[Dataset items]
• • •

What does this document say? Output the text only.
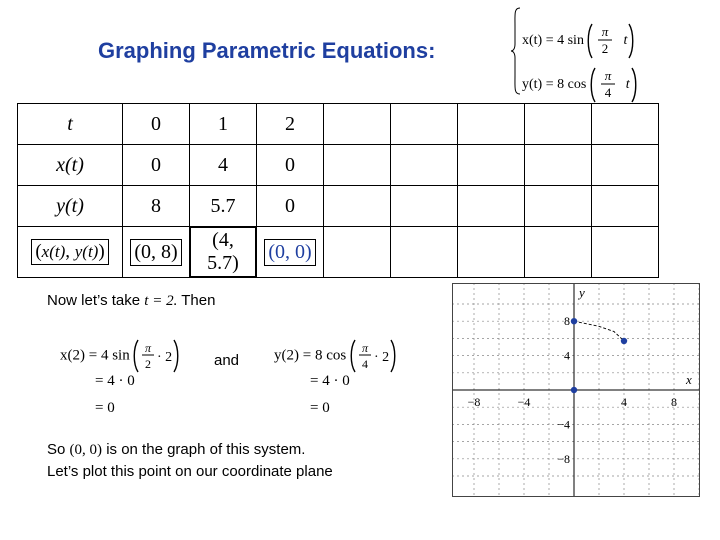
Graphing Parametric Equations:	x(t) = 4 sin
π
2
t
y(t) = 8 cos
π
4
t
t	0	1	2					
x(t)	0	4	0					
y(t)	8	5.7	0					
(x(t), y(t))	(0, 8)	(4, 5.7)	(0, 0)					
Now let’s take t = 2. Then
x(2) = 4 sin π
2 · 2
= 4 · 0
= 0
and y(2) = 8 cos π
4 · 2
= 4 · 0
= 0
So (0, 0) is on the graph of this system.
Let’s plot this point on our coordinate plane
−8	−4	4	8
8
4
−4
−8
x
y
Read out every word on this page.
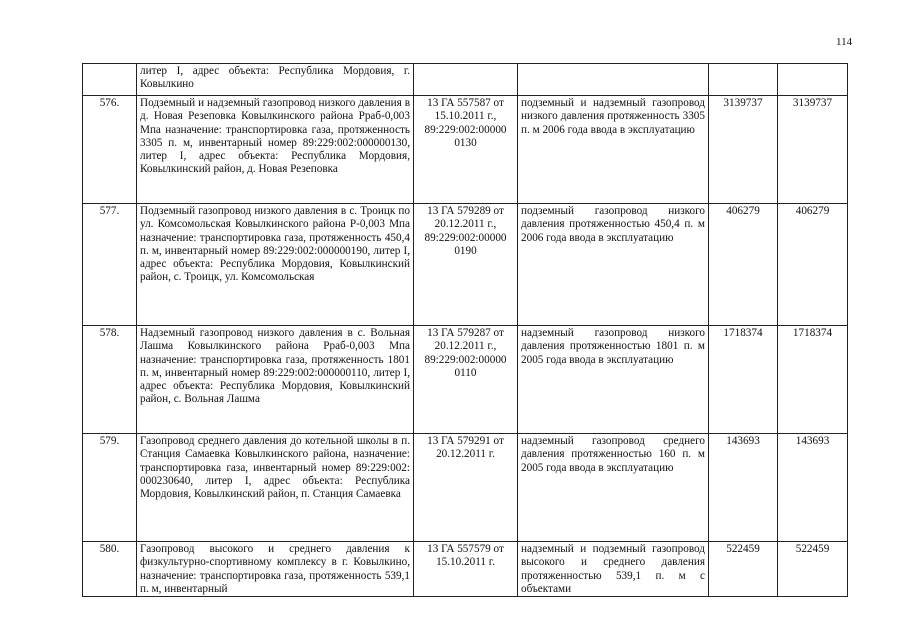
114
	литер I, адрес объекта: Республика Мордовия, г. Ковылкино				
576.	Подземный и надземный газопровод низкого давления в д. Новая Резеповка Ковылкинского района Рраб-0,003 Мпа назначение: транспортировка газа, протяженность 3305 п. м, инвентарный номер 89:229:002:000000130, литер I, адрес объекта: Республика Мордовия, Ковылкинский район, д. Новая Резеповка	13 ГА 557587 от 15.10.2011 г., 89:229:002:00000 0130	подземный и надземный газопровод низкого давления протяженность 3305 п. м 2006 года ввода в эксплуатацию	3139737	3139737
577.	Подземный газопровод низкого давления в с. Троицк по ул. Комсомольская Ковылкинского района Р-0,003 Мпа назначение: транспортировка газа, протяженность 450,4 п. м, инвентарный номер 89:229:002:000000190, литер I, адрес объекта: Республика Мордовия, Ковылкинский район, с. Троицк, ул. Комсомольская	13 ГА 579289 от 20.12.2011 г., 89:229:002:00000 0190	подземный газопровод низкого давления протяженностью 450,4 п. м 2006 года ввода в эксплуатацию	406279	406279
578.	Надземный газопровод низкого давления в с. Вольная Лашма Ковылкинского района Рраб-0,003 Мпа назначение: транспортировка газа, протяженность 1801 п. м, инвентарный номер 89:229:002:000000110, литер I, адрес объекта: Республика Мордовия, Ковылкинский район, с. Вольная Лашма	13 ГА 579287 от 20.12.2011 г., 89:229:002:00000 0110	надземный газопровод низкого давления протяженностью 1801 п. м 2005 года ввода в эксплуатацию	1718374	1718374
579.	Газопровод среднего давления до котельной школы в п. Станция Самаевка Ковылкинского района, назначение: транспортировка газа, инвентарный номер 89:229:002: 000230640, литер I, адрес объекта: Республика Мордовия, Ковылкинский район, п. Станция Самаевка	13 ГА 579291 от 20.12.2011 г.	надземный газопровод среднего давления протяженностью 160 п. м 2005 года ввода в эксплуатацию	143693	143693
580.	Газопровод высокого и среднего давления к физкультурно-спортивному комплексу в г. Ковылкино, назначение: транспортировка газа, протяженность 539,1 п. м, инвентарный	13 ГА 557579 от 15.10.2011 г.	надземный и подземный газопровод высокого и среднего давления протяженностью 539,1 п. м с объектами	522459	522459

• • •

**YOUR GOAL:**
Copy every line that contains the string "this".

**FULL RESPONSE:**
What does this document say? Output the text only.
So (0, 0) is on the graph of this system.
Let’s plot this point on our coordinate plane
Read out every word on this page.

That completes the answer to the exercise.